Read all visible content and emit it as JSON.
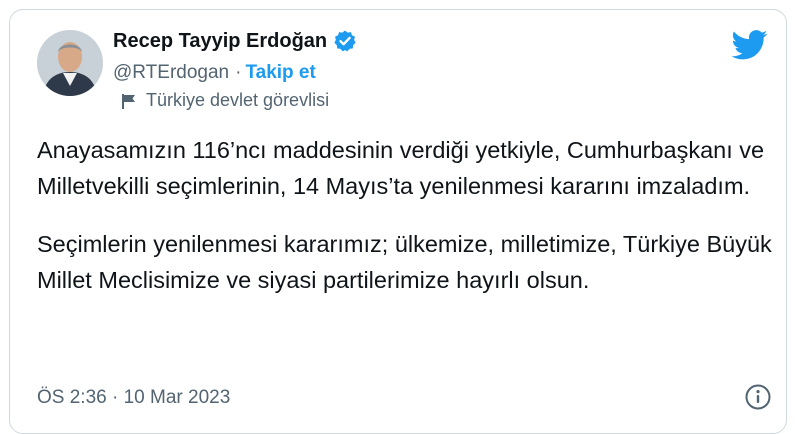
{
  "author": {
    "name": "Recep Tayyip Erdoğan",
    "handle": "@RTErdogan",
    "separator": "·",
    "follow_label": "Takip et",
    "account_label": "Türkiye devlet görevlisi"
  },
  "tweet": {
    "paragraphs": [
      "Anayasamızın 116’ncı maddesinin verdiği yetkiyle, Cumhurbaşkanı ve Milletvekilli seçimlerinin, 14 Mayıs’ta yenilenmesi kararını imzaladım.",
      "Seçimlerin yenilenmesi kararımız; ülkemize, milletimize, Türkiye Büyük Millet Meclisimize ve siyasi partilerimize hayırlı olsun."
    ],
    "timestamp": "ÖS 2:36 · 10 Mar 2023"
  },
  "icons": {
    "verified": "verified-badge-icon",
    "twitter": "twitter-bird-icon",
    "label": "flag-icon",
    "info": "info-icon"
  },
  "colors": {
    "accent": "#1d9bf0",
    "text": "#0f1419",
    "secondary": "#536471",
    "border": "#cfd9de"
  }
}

= = = = = = =

» **Written instruction**: Pull out each line of the records holding the string "Türkiye".

» **Final result**:
    "account_label": "Türkiye devlet görevlisi"
      "Seçimlerin yenilenmesi kararımız; ülkemize, milletimize, Türkiye Büyük Millet Meclisimize ve siyasi partilerimize hayırlı olsun."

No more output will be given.